### GIVEN INSTRUCTION:
Lift every line from the entries that includes the word "Date".

### TASK INPUT:
>> Begin
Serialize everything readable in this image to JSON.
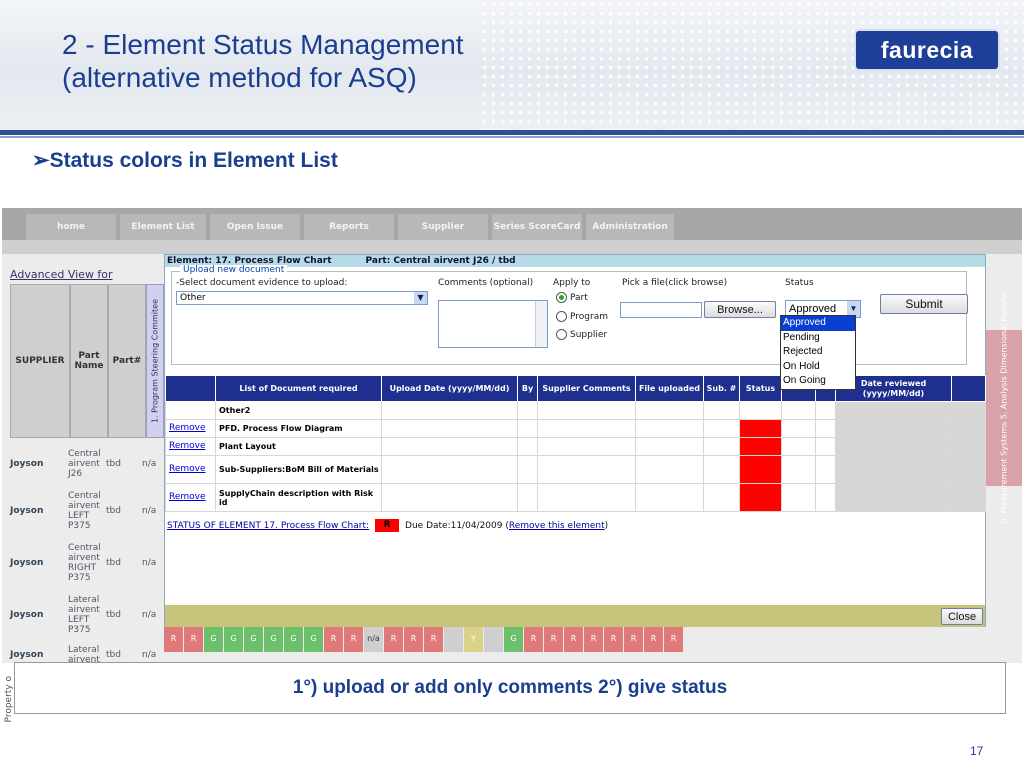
{
  "slide": {
    "title_line1": "2 - Element Status Management",
    "title_line2": "(alternative method for ASQ)",
    "logo_text": "faurecia",
    "bullet_marker": "➢",
    "bullet_text": "Status colors in Element List",
    "caption": "1°) upload or add only comments 2°) give status",
    "page_number": "17",
    "footer_vertical": "Property o"
  },
  "app": {
    "nav_tabs": [
      "home",
      "Element List",
      "Open Issue",
      "Reports",
      "Supplier",
      "Series ScoreCard",
      "Administration"
    ],
    "advanced_view": "Advanced View for",
    "grid_headers": [
      "SUPPLIER",
      "Part Name",
      "Part#"
    ],
    "vertical_header_left": "1. Program Steering Commitee",
    "vertical_header_right": "0. Measurement Systems   5. Analysis Dimensional Results",
    "rows": [
      {
        "supplier": "Joyson",
        "part": "Central airvent J26",
        "partno": "tbd",
        "na": "n/a"
      },
      {
        "supplier": "Joyson",
        "part": "Central airvent LEFT P375",
        "partno": "tbd",
        "na": "n/a"
      },
      {
        "supplier": "Joyson",
        "part": "Central airvent RIGHT P375",
        "partno": "tbd",
        "na": "n/a"
      },
      {
        "supplier": "Joyson",
        "part": "Lateral airvent LEFT P375",
        "partno": "tbd",
        "na": "n/a"
      },
      {
        "supplier": "Joyson",
        "part": "Lateral airvent",
        "partno": "tbd",
        "na": "n/a"
      }
    ],
    "status_cells": [
      "R",
      "R",
      "G",
      "G",
      "G",
      "G",
      "G",
      "G",
      "R",
      "R",
      "n/a",
      "R",
      "R",
      "R",
      "",
      "Y",
      "",
      "G",
      "R",
      "R",
      "R",
      "R",
      "R",
      "R",
      "R",
      "R"
    ],
    "colors": {
      "red": "#e07a7a",
      "green": "#6cc06c",
      "yellow": "#d8d28a",
      "grey": "#cfcfcf",
      "header_blue": "#1e2f8e"
    }
  },
  "modal": {
    "title_element": "Element: 17. Process Flow Chart",
    "title_part": "Part: Central airvent J26 / tbd",
    "legend": "Upload new document",
    "select_label": "-Select document evidence to upload:",
    "select_value": "Other",
    "comments_label": "Comments (optional)",
    "apply_label": "Apply to",
    "apply_options": [
      "Part",
      "Program",
      "Supplier"
    ],
    "apply_selected": "Part",
    "file_label": "Pick a file(click browse)",
    "browse_button": "Browse...",
    "status_label": "Status",
    "status_value": "Approved",
    "status_options": [
      "Approved",
      "Pending",
      "Rejected",
      "On Hold",
      "On Going"
    ],
    "submit_button": "Submit",
    "table_headers": [
      "",
      "List of Document required",
      "Upload Date (yyyy/MM/dd)",
      "By",
      "Supplier Comments",
      "File uploaded",
      "Sub. #",
      "Status",
      "",
      "",
      "Date reviewed (yyyy/MM/dd)",
      ""
    ],
    "docs": [
      {
        "action": "",
        "name": "Other2",
        "red": false
      },
      {
        "action": "Remove",
        "name": "PFD. Process Flow Diagram",
        "red": true
      },
      {
        "action": "Remove",
        "name": "Plant Layout",
        "red": true
      },
      {
        "action": "Remove",
        "name": "Sub-Suppliers:BoM Bill of Materials",
        "red": true
      },
      {
        "action": "Remove",
        "name": "SupplyChain description with Risk id",
        "red": true
      }
    ],
    "status_of_element": "STATUS OF ELEMENT 17. Process Flow Chart:",
    "status_code": "R",
    "due_date": "Due Date:11/04/2009 (",
    "remove_element": "Remove this element",
    "close_paren": ")",
    "close_button": "Close"
  }
}
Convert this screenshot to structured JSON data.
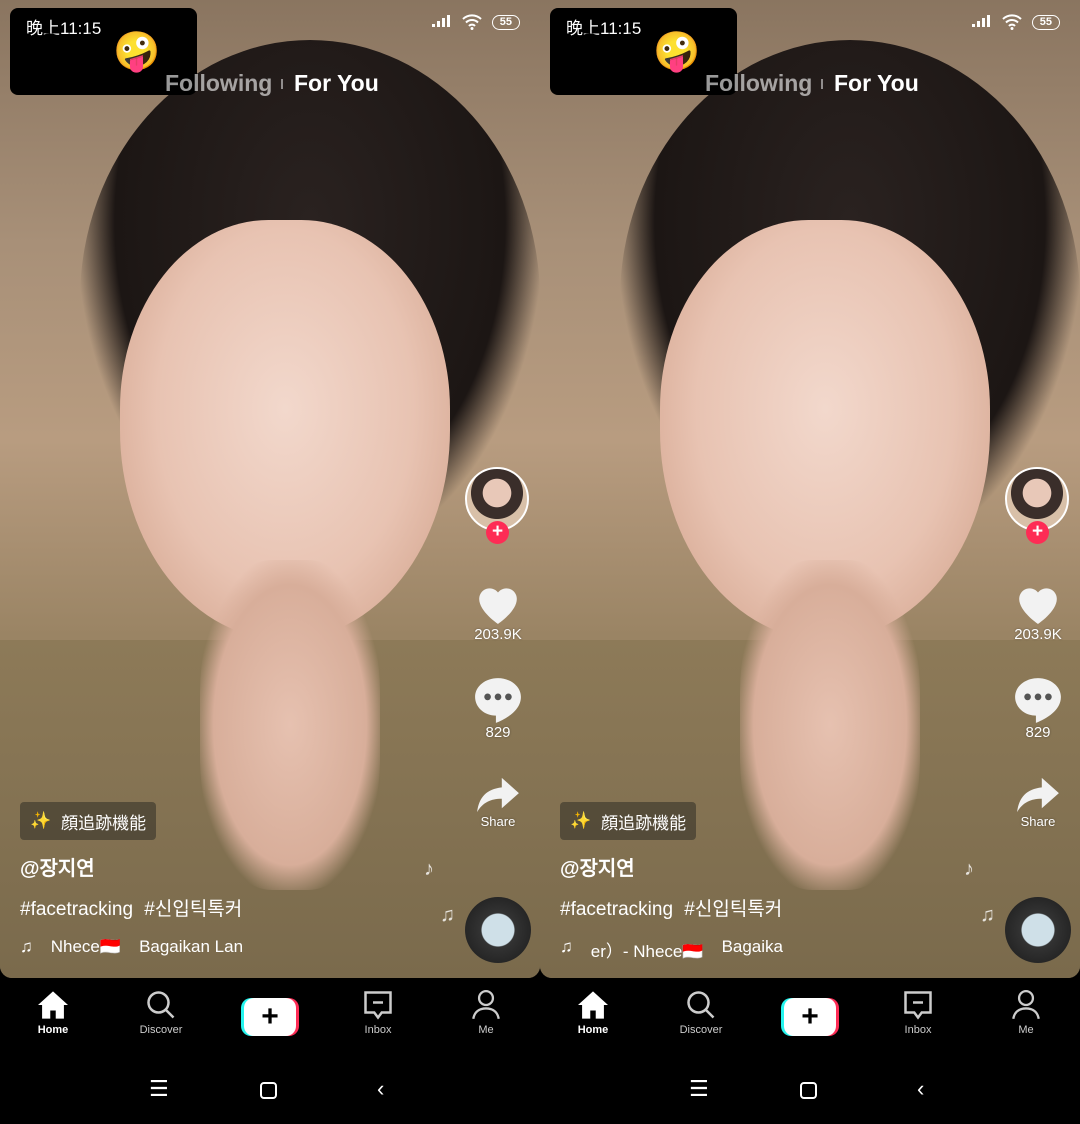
{
  "panels": [
    {
      "status": {
        "time": "晚上11:15",
        "emojis": "😗😒🤪",
        "battery": "55"
      },
      "tabs": {
        "following": "Following",
        "for_you": "For You"
      },
      "likes": "203.9K",
      "comments": "829",
      "share": "Share",
      "effect": {
        "icon": "✨",
        "label": "顔追跡機能"
      },
      "username": "@장지연",
      "hashtags": "#facetracking #신입틱톡커",
      "music": {
        "artist": "Nhece🇮🇩",
        "title": "Bagaikan Lan"
      },
      "nav": {
        "home": "Home",
        "discover": "Discover",
        "inbox": "Inbox",
        "me": "Me"
      }
    },
    {
      "status": {
        "time": "晚上11:15",
        "emojis": "😗😒🤪",
        "battery": "55"
      },
      "tabs": {
        "following": "Following",
        "for_you": "For You"
      },
      "likes": "203.9K",
      "comments": "829",
      "share": "Share",
      "effect": {
        "icon": "✨",
        "label": "顔追跡機能"
      },
      "username": "@장지연",
      "hashtags": "#facetracking #신입틱톡커",
      "music": {
        "artist": "er）- Nhece🇮🇩",
        "title": "Bagaika"
      },
      "nav": {
        "home": "Home",
        "discover": "Discover",
        "inbox": "Inbox",
        "me": "Me"
      }
    }
  ],
  "colors": {
    "accent": "#fe2c55",
    "cyan": "#25f4ee"
  }
}
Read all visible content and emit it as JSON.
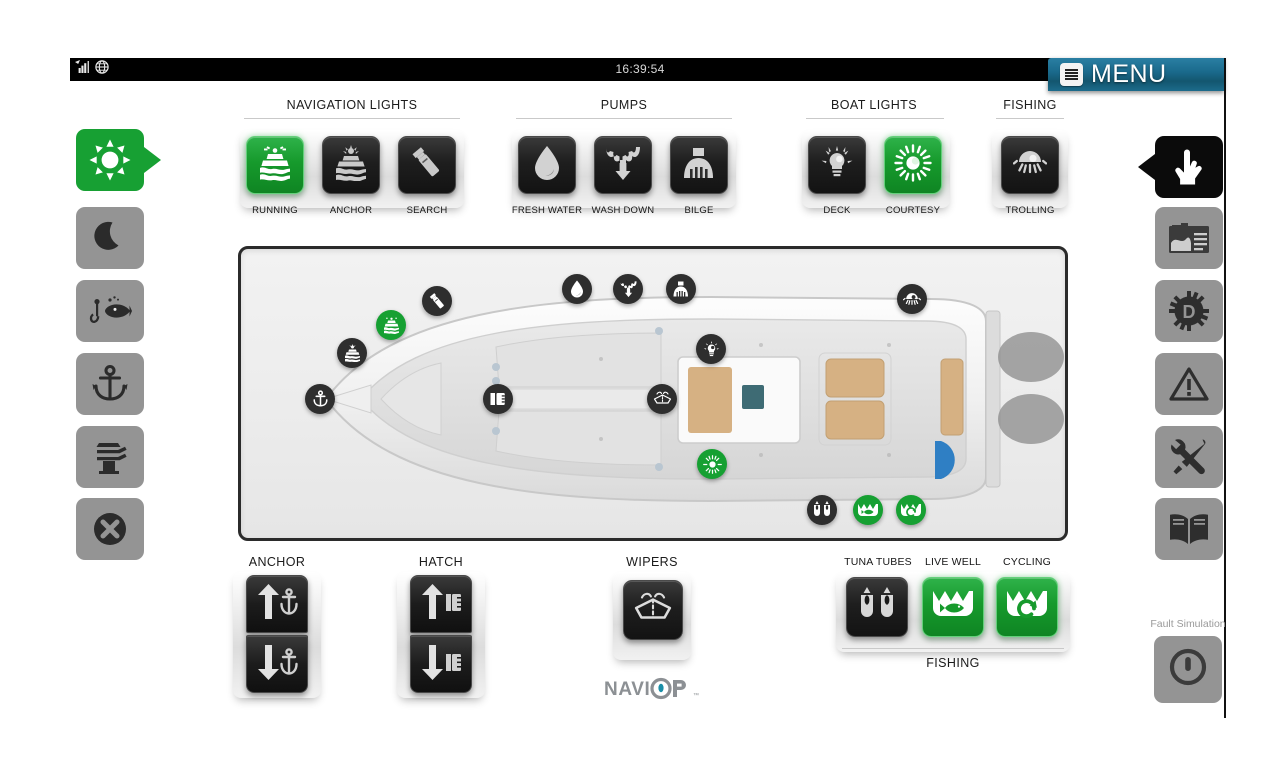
{
  "statusbar": {
    "time": "16:39:54",
    "signal_icon": "signal-bars-icon",
    "network_icon": "globe-icon"
  },
  "menu": {
    "label": "MENU",
    "icon": "hamburger-menu-icon",
    "color": "#1a6a8c"
  },
  "theme": {
    "green_on": "#169a2c",
    "button_dark": "#1e1e1e",
    "rail_grey": "#949494",
    "menu_blue": "#1a6a8c"
  },
  "left_rail": {
    "items": [
      {
        "name": "day-mode",
        "icon": "sun-icon",
        "state": "on",
        "active": true
      },
      {
        "name": "night-mode",
        "icon": "moon-icon",
        "state": "off",
        "active": false
      },
      {
        "name": "fishing-mode",
        "icon": "fish-hook-icon",
        "state": "off",
        "active": false
      },
      {
        "name": "anchor-mode",
        "icon": "anchor-icon",
        "state": "off",
        "active": false
      },
      {
        "name": "docking-mode",
        "icon": "bollard-cleat-icon",
        "state": "off",
        "active": false
      },
      {
        "name": "all-off",
        "icon": "x-circle-icon",
        "state": "off",
        "active": false
      }
    ]
  },
  "right_rail": {
    "items": [
      {
        "name": "manual-control",
        "icon": "hand-pointer-icon",
        "active": true
      },
      {
        "name": "gauges",
        "icon": "instrument-panel-icon",
        "active": false
      },
      {
        "name": "diagnostics",
        "icon": "gear-d-icon",
        "active": false
      },
      {
        "name": "alarms",
        "icon": "warning-triangle-icon",
        "active": false
      },
      {
        "name": "settings",
        "icon": "wrench-screwdriver-icon",
        "active": false
      },
      {
        "name": "manual-book",
        "icon": "open-book-icon",
        "active": false
      }
    ]
  },
  "groups": [
    {
      "title": "NAVIGATION LIGHTS",
      "buttons": [
        {
          "label": "RUNNING",
          "icon": "running-lights-icon",
          "on": true
        },
        {
          "label": "ANCHOR",
          "icon": "anchor-light-icon",
          "on": false
        },
        {
          "label": "SEARCH",
          "icon": "flashlight-icon",
          "on": false
        }
      ]
    },
    {
      "title": "PUMPS",
      "buttons": [
        {
          "label": "FRESH WATER",
          "icon": "water-drop-icon",
          "on": false
        },
        {
          "label": "WASH DOWN",
          "icon": "wash-down-icon",
          "on": false
        },
        {
          "label": "BILGE",
          "icon": "bilge-pump-icon",
          "on": false
        }
      ]
    },
    {
      "title": "BOAT LIGHTS",
      "buttons": [
        {
          "label": "DECK",
          "icon": "deck-light-bulb-icon",
          "on": false
        },
        {
          "label": "COURTESY",
          "icon": "courtesy-light-icon",
          "on": true
        }
      ]
    },
    {
      "title": "FISHING",
      "buttons": [
        {
          "label": "TROLLING",
          "icon": "trolling-light-icon",
          "on": false
        }
      ]
    }
  ],
  "bottom": {
    "anchor": {
      "title": "ANCHOR",
      "up_icon": "arrow-up-anchor-icon",
      "down_icon": "arrow-down-anchor-icon"
    },
    "hatch": {
      "title": "HATCH",
      "up_icon": "arrow-up-hatch-icon",
      "down_icon": "arrow-down-hatch-icon"
    },
    "wipers": {
      "title": "WIPERS",
      "icon": "windshield-wiper-icon",
      "on": false
    },
    "fishing": {
      "footer": "FISHING",
      "buttons": [
        {
          "label": "TUNA TUBES",
          "icon": "tuna-tubes-icon",
          "on": false
        },
        {
          "label": "LIVE WELL",
          "icon": "live-well-fish-icon",
          "on": true
        },
        {
          "label": "CYCLING",
          "icon": "live-well-cycling-icon",
          "on": true
        }
      ]
    }
  },
  "stage": {
    "vessel_icon": "boat-top-view",
    "badges": [
      {
        "name": "badge-anchor",
        "icon": "anchor-icon",
        "on": false
      },
      {
        "name": "badge-anchor-light",
        "icon": "anchor-light-icon",
        "on": false
      },
      {
        "name": "badge-running-light",
        "icon": "running-lights-icon",
        "on": true
      },
      {
        "name": "badge-search-light",
        "icon": "flashlight-icon",
        "on": false
      },
      {
        "name": "badge-hatch",
        "icon": "hatch-icon",
        "on": false
      },
      {
        "name": "badge-fresh-water",
        "icon": "water-drop-icon",
        "on": false
      },
      {
        "name": "badge-wash-down",
        "icon": "wash-down-icon",
        "on": false
      },
      {
        "name": "badge-bilge",
        "icon": "bilge-pump-icon",
        "on": false
      },
      {
        "name": "badge-trolling",
        "icon": "trolling-light-icon",
        "on": false
      },
      {
        "name": "badge-deck-light",
        "icon": "deck-light-bulb-icon",
        "on": false
      },
      {
        "name": "badge-wipers",
        "icon": "windshield-wiper-icon",
        "on": false
      },
      {
        "name": "badge-courtesy",
        "icon": "courtesy-light-icon",
        "on": true
      },
      {
        "name": "badge-tuna-tubes",
        "icon": "tuna-tubes-icon",
        "on": false
      },
      {
        "name": "badge-live-well",
        "icon": "live-well-fish-icon",
        "on": true
      },
      {
        "name": "badge-cycling",
        "icon": "live-well-cycling-icon",
        "on": true
      }
    ]
  },
  "logo": {
    "text": "NAVIOP",
    "dot_color": "#1c8fa8"
  },
  "fault": {
    "label": "Fault Simulation",
    "icon": "power-button-icon"
  }
}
>> End
### COMPLETED TASK:
      "Upload Date (yyyy/MM/dd)",
      "Date reviewed (yyyy/MM/dd)",
    "due_date": "Due Date:11/04/2009 (",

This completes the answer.